- Work required -
Copy each line that contains the word "text".
•••••
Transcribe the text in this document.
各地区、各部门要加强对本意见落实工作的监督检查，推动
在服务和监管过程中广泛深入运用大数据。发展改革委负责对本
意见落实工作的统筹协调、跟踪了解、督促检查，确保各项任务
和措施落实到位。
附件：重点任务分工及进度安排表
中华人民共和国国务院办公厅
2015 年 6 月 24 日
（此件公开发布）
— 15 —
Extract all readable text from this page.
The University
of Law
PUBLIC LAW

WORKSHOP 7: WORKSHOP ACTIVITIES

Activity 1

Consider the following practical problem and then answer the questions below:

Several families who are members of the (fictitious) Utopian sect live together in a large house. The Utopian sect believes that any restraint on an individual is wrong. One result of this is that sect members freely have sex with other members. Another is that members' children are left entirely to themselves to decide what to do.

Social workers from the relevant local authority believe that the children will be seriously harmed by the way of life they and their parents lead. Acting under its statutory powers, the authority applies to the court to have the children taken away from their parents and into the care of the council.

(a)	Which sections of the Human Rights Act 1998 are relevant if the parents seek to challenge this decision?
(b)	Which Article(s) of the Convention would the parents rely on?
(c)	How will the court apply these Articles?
•••••
- Result for this exercise -
Transcribe the text in this document.
Extract all readable text from this page.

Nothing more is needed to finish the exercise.